Work out how many lines in the listing below include the word "emoji". Give nothing but the number.
BEGIN Extracted entries
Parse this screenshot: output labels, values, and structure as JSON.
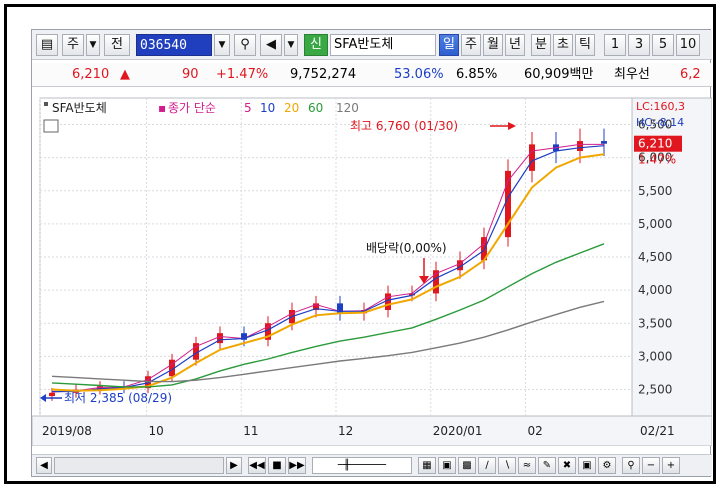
{
  "toolbar": {
    "market_label": "주",
    "jeon_label": "전",
    "stock_code": "036540",
    "sin_label": "신",
    "stock_name": "SFA반도체",
    "periods": [
      "일",
      "주",
      "월",
      "년",
      "분",
      "초",
      "틱"
    ],
    "active_period": "일",
    "numbers": [
      "1",
      "3",
      "5",
      "10"
    ]
  },
  "quote": {
    "price": "6,210",
    "change": "90",
    "change_pct": "+1.47%",
    "volume": "9,752,274",
    "vol_ratio": "53.06%",
    "turnover": "6.85%",
    "trade_value": "60,909백만",
    "extra_label": "최우선",
    "extra_value": "6,2"
  },
  "legend": {
    "stock_name": "SFA반도체",
    "series_label": "종가 단순",
    "ma_periods": [
      "5",
      "10",
      "20",
      "60",
      "120"
    ],
    "lc": "LC:160,3",
    "hc": "HC:-8,14"
  },
  "annotations": {
    "high_label": "최고 6,760 (01/30)",
    "low_label": "최저 2,385 (08/29)",
    "dividend_label": "배당락(0,00%)",
    "price_box": "6,210",
    "pct_label": "1.47%"
  },
  "x_ticks": [
    "2019/08",
    "10",
    "11",
    "12",
    "2020/01",
    "02",
    "02/21"
  ],
  "colors": {
    "up": "#e0171f",
    "down": "#1d3fc4",
    "ma5": "#d11e8c",
    "ma10": "#1d3fc4",
    "ma20": "#f0a800",
    "ma60": "#2a9a3a",
    "ma120": "#7a7a7a"
  },
  "chart_data": {
    "type": "line",
    "title": "",
    "xlabel": "",
    "ylabel": "",
    "y_ticks": [
      2500,
      3000,
      3500,
      4000,
      4500,
      5000,
      5500,
      6000,
      6500
    ],
    "ylim": [
      2100,
      6900
    ],
    "grid": true,
    "series": [
      {
        "name": "종가",
        "values": [
          2450,
          2500,
          2550,
          2520,
          2700,
          2950,
          3200,
          3350,
          3250,
          3500,
          3700,
          3800,
          3650,
          3700,
          3950,
          3950,
          4300,
          4450,
          4800,
          5800,
          6200,
          6100,
          6250,
          6210
        ]
      },
      {
        "name": "5",
        "values": [
          2460,
          2480,
          2530,
          2540,
          2650,
          2880,
          3150,
          3300,
          3270,
          3450,
          3650,
          3780,
          3680,
          3690,
          3900,
          3950,
          4250,
          4400,
          4700,
          5650,
          6100,
          6150,
          6200,
          6200
        ]
      },
      {
        "name": "10",
        "values": [
          2470,
          2470,
          2510,
          2530,
          2600,
          2800,
          3050,
          3250,
          3270,
          3400,
          3600,
          3720,
          3680,
          3680,
          3850,
          3920,
          4180,
          4350,
          4600,
          5400,
          5950,
          6100,
          6150,
          6180
        ]
      },
      {
        "name": "20",
        "values": [
          2500,
          2480,
          2490,
          2510,
          2550,
          2680,
          2900,
          3100,
          3200,
          3300,
          3480,
          3620,
          3650,
          3660,
          3780,
          3860,
          4050,
          4200,
          4450,
          5000,
          5550,
          5850,
          6000,
          6050
        ]
      },
      {
        "name": "60",
        "values": [
          2600,
          2580,
          2560,
          2540,
          2540,
          2570,
          2660,
          2780,
          2880,
          2960,
          3060,
          3150,
          3230,
          3290,
          3360,
          3430,
          3560,
          3700,
          3850,
          4050,
          4250,
          4420,
          4560,
          4700
        ]
      },
      {
        "name": "120",
        "values": [
          2700,
          2680,
          2660,
          2640,
          2620,
          2620,
          2640,
          2680,
          2730,
          2780,
          2830,
          2880,
          2930,
          2970,
          3010,
          3060,
          3130,
          3200,
          3290,
          3400,
          3520,
          3630,
          3740,
          3830
        ]
      }
    ],
    "legend": "top-left"
  }
}
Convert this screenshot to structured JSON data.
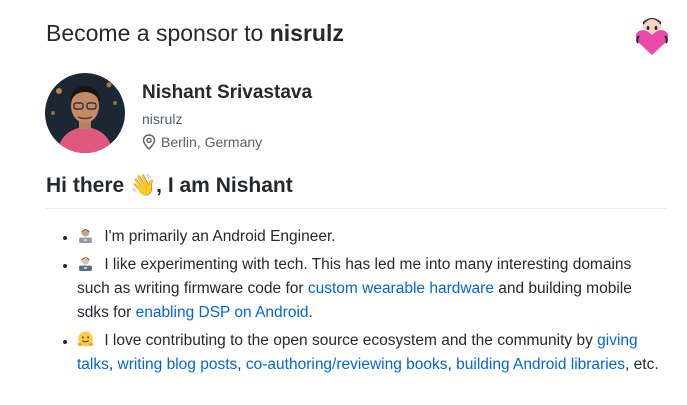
{
  "header": {
    "prefix": "Become a sponsor to",
    "username": "nisrulz",
    "mascot_icon": "sponsor-octocat-heart"
  },
  "profile": {
    "name": "Nishant Srivastava",
    "login": "nisrulz",
    "location": "Berlin, Germany",
    "location_icon": "location-pin-icon"
  },
  "bio": {
    "heading": "Hi there 👋, I am Nishant",
    "items": [
      {
        "icon": "technologist-emoji",
        "text": "I'm primarily an Android Engineer."
      },
      {
        "icon": "man-technologist-emoji",
        "text_1": "I like experimenting with tech. This has led me into many interesting domains such as writing firmware code for ",
        "link_1": "custom wearable hardware",
        "text_2": " and building mobile sdks for ",
        "link_2": "enabling DSP on Android",
        "text_3": "."
      },
      {
        "icon": "hugging-face-emoji",
        "text_1": "I love contributing to the open source ecosystem and the community by ",
        "link_1": "giving talks",
        "sep_1": ", ",
        "link_2": "writing blog posts",
        "sep_2": ", ",
        "link_3": "co-authoring/reviewing books",
        "sep_3": ", ",
        "link_4": "building Android libraries",
        "text_2": ", etc."
      }
    ]
  },
  "colors": {
    "link": "#0366d6",
    "muted": "#586069",
    "text": "#24292e",
    "mascot_pink": "#ea4aaa"
  }
}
END Extracted entries
The response
3